### Data in this exercise
__________________________________________________
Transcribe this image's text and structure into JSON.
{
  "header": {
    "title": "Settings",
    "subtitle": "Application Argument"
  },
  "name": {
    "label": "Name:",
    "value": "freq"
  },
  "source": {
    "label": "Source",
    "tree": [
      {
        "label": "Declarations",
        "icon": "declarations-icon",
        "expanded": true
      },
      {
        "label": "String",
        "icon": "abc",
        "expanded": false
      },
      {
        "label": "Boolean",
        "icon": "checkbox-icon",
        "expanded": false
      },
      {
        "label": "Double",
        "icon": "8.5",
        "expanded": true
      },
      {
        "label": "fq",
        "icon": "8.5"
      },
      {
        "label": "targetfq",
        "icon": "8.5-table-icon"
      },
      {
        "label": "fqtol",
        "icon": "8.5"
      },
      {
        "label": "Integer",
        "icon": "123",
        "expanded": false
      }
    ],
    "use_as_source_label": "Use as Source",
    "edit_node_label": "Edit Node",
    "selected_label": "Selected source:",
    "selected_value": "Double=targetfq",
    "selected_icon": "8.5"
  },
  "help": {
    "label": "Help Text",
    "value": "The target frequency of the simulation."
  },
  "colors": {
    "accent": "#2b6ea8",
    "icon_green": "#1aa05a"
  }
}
__________________________________________________
### Directions
Extract all of the data above without altering anything.

### Exercise answer
Transcribe this image's text and structure into JSON.
{
  "header": {
    "title": "Settings",
    "subtitle": "Application Argument"
  },
  "name": {
    "label": "Name:",
    "value": "freq"
  },
  "source": {
    "label": "Source",
    "tree": [
      {
        "label": "Declarations",
        "icon": "declarations-icon",
        "expanded": true
      },
      {
        "label": "String",
        "icon": "abc",
        "expanded": false
      },
      {
        "label": "Boolean",
        "icon": "checkbox-icon",
        "expanded": false
      },
      {
        "label": "Double",
        "icon": "8.5",
        "expanded": true
      },
      {
        "label": "fq",
        "icon": "8.5"
      },
      {
        "label": "targetfq",
        "icon": "8.5-table-icon"
      },
      {
        "label": "fqtol",
        "icon": "8.5"
      },
      {
        "label": "Integer",
        "icon": "123",
        "expanded": false
      }
    ],
    "use_as_source_label": "Use as Source",
    "edit_node_label": "Edit Node",
    "selected_label": "Selected source:",
    "selected_value": "Double=targetfq",
    "selected_icon": "8.5"
  },
  "help": {
    "label": "Help Text",
    "value": "The target frequency of the simulation."
  },
  "colors": {
    "accent": "#2b6ea8",
    "icon_green": "#1aa05a"
  }
}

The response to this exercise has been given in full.